(Figure record listings)

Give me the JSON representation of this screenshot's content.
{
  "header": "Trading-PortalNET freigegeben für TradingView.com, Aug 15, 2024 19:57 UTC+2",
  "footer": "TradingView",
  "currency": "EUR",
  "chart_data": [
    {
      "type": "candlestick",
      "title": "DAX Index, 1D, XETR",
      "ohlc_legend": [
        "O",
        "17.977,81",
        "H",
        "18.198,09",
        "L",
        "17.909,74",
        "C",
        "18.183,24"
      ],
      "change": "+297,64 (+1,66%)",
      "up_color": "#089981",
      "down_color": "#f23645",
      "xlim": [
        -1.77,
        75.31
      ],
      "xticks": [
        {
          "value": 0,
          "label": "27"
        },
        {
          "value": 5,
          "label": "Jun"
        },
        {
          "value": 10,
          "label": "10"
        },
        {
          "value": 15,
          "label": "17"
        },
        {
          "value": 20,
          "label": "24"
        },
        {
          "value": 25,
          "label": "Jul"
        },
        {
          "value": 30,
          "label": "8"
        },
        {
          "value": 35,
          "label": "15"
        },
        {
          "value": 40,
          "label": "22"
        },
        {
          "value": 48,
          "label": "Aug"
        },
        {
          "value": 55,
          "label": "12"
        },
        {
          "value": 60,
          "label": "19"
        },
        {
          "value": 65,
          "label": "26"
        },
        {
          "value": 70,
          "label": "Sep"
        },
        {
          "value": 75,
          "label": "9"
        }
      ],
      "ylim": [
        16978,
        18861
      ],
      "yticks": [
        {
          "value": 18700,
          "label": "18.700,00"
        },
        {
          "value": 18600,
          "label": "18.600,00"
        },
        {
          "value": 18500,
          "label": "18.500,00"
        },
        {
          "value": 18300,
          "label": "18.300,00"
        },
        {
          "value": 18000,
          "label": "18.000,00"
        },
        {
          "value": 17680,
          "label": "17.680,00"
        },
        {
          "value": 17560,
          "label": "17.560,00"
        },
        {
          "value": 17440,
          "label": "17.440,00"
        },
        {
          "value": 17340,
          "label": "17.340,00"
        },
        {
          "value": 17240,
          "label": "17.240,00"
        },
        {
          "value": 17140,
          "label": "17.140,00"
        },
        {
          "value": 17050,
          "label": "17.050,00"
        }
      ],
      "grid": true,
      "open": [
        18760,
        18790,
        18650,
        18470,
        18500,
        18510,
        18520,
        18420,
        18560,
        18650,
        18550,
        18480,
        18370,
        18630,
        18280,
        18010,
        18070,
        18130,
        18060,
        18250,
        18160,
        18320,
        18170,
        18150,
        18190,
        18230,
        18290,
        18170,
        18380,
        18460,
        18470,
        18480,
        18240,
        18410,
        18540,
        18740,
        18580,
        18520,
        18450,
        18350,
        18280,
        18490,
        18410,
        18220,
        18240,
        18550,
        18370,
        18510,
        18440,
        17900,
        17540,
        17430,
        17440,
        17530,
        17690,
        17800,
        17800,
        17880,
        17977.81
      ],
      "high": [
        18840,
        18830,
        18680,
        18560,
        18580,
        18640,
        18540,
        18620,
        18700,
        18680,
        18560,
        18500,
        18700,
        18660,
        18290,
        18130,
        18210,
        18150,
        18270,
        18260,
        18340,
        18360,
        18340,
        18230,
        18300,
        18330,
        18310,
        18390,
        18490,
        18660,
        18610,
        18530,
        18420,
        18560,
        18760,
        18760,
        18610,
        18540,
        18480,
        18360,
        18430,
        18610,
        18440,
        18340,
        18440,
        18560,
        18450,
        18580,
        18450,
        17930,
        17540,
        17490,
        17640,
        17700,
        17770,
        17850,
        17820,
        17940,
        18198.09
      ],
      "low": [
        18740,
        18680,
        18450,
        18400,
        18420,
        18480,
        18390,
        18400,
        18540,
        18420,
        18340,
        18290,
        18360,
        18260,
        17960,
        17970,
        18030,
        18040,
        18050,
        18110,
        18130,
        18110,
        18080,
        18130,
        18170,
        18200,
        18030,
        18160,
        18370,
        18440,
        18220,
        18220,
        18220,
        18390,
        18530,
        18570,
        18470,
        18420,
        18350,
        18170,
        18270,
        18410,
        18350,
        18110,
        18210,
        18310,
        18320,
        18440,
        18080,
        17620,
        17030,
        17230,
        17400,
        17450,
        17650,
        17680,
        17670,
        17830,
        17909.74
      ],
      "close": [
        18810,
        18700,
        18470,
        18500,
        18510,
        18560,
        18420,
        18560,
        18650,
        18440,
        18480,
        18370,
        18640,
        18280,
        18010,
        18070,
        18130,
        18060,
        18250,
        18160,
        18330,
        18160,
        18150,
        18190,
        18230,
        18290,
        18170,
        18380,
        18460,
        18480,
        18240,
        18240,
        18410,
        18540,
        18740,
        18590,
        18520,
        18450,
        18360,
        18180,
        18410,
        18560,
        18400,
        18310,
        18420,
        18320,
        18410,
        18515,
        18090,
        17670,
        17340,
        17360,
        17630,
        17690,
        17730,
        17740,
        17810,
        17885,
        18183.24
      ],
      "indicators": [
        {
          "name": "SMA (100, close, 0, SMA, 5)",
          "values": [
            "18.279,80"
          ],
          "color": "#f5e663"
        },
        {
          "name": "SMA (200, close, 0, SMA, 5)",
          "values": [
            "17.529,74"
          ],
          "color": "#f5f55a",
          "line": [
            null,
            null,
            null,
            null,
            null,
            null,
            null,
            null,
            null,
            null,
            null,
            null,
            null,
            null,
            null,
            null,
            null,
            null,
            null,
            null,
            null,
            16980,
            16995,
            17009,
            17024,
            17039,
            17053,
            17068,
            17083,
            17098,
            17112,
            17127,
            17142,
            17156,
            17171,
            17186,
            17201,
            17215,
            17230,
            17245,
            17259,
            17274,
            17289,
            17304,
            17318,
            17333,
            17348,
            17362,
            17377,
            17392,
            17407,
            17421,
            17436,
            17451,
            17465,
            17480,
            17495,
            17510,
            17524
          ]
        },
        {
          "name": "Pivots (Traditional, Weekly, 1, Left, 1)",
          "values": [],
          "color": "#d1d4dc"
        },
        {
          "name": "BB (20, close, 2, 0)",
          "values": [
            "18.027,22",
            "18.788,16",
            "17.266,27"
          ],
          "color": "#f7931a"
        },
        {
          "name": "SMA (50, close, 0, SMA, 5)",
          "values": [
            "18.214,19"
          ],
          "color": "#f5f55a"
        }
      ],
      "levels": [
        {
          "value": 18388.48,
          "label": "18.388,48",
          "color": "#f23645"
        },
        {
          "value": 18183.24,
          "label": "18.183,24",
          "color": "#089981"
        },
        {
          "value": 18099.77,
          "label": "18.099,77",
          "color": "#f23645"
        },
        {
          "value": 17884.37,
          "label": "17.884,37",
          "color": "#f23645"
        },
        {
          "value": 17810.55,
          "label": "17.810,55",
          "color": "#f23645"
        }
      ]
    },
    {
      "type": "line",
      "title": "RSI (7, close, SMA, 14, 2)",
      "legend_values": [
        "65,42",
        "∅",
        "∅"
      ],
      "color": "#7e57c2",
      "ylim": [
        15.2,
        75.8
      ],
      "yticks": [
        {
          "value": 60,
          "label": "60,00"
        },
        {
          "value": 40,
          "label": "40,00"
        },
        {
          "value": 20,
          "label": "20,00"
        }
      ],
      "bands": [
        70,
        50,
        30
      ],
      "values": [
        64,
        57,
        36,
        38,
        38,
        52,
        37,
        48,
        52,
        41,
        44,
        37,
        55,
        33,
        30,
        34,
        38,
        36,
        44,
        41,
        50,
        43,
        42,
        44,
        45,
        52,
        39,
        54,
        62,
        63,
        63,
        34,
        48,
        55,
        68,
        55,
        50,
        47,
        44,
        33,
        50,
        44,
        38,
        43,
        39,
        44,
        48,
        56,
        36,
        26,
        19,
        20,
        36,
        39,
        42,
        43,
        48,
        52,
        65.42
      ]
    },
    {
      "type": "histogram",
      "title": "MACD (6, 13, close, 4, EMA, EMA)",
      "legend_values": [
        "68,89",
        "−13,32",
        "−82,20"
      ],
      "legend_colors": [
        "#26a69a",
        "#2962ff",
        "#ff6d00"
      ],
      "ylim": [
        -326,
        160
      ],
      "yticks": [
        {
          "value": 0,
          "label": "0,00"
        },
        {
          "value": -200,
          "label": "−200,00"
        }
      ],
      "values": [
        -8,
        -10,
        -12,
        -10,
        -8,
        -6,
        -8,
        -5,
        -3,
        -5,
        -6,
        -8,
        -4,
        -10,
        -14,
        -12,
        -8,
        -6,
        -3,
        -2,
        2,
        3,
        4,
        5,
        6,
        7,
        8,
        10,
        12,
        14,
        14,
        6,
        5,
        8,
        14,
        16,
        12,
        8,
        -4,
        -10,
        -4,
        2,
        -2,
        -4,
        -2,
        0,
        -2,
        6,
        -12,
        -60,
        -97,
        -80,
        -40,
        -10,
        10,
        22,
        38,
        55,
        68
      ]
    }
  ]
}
* * *
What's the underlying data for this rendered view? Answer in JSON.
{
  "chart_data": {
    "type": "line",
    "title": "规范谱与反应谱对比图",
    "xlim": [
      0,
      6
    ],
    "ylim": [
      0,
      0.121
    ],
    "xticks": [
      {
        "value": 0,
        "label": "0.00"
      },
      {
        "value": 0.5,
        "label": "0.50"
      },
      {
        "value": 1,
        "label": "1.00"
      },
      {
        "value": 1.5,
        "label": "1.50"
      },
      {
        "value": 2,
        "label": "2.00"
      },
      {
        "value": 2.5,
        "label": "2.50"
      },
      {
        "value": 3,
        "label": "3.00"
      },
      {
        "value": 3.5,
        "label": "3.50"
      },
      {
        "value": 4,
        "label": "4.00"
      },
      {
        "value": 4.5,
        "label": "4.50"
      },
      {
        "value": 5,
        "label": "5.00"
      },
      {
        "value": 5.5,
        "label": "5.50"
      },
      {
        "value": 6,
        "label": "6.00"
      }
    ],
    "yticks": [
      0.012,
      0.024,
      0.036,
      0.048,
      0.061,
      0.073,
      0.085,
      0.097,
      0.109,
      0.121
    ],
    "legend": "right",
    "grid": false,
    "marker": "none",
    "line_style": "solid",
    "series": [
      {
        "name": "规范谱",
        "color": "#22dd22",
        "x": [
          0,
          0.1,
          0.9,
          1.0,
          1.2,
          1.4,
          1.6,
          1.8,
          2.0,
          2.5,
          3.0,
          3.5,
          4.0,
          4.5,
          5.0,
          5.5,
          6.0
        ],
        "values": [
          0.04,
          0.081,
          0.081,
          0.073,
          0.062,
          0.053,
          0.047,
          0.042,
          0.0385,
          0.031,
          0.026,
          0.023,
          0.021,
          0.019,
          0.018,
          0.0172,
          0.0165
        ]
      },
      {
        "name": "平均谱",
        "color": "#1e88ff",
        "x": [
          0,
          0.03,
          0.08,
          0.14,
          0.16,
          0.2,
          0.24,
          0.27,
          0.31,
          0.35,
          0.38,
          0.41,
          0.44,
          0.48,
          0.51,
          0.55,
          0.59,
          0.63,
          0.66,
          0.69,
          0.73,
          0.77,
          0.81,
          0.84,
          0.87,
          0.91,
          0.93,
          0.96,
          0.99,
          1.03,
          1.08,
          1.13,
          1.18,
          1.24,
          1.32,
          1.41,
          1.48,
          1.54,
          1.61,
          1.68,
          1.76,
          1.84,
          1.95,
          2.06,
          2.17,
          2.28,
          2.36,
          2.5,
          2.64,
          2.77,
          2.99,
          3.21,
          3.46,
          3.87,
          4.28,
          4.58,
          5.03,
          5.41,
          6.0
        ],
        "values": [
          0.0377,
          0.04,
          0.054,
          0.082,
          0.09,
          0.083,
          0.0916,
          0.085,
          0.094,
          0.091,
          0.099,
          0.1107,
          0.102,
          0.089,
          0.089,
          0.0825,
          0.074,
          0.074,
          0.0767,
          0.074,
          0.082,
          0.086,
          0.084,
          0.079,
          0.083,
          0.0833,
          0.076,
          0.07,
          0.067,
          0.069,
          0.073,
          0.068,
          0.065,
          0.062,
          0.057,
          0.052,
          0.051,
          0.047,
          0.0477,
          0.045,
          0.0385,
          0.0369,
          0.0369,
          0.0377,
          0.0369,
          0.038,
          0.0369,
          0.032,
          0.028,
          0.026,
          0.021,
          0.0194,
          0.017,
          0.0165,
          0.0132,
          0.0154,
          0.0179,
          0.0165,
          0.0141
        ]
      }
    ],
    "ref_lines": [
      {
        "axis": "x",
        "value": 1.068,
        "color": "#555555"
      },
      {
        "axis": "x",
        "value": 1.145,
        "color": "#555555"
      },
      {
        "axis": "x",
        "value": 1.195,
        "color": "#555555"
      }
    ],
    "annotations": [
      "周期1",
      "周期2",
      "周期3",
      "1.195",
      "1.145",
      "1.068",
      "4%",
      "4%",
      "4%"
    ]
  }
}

WHAT TO WORK ON → Check each line of the entries above for the word "close". List the ones that have it.

OUTPUT FOR THIS TASK →
      "close": [
          "name": "SMA (100, close, 0, SMA, 5)",
          "name": "SMA (200, close, 0, SMA, 5)",
          "name": "BB (20, close, 2, 0)",
          "name": "SMA (50, close, 0, SMA, 5)",
      "title": "RSI (7, close, SMA, 14, 2)",
      "title": "MACD (6, 13, close, 4, EMA, EMA)",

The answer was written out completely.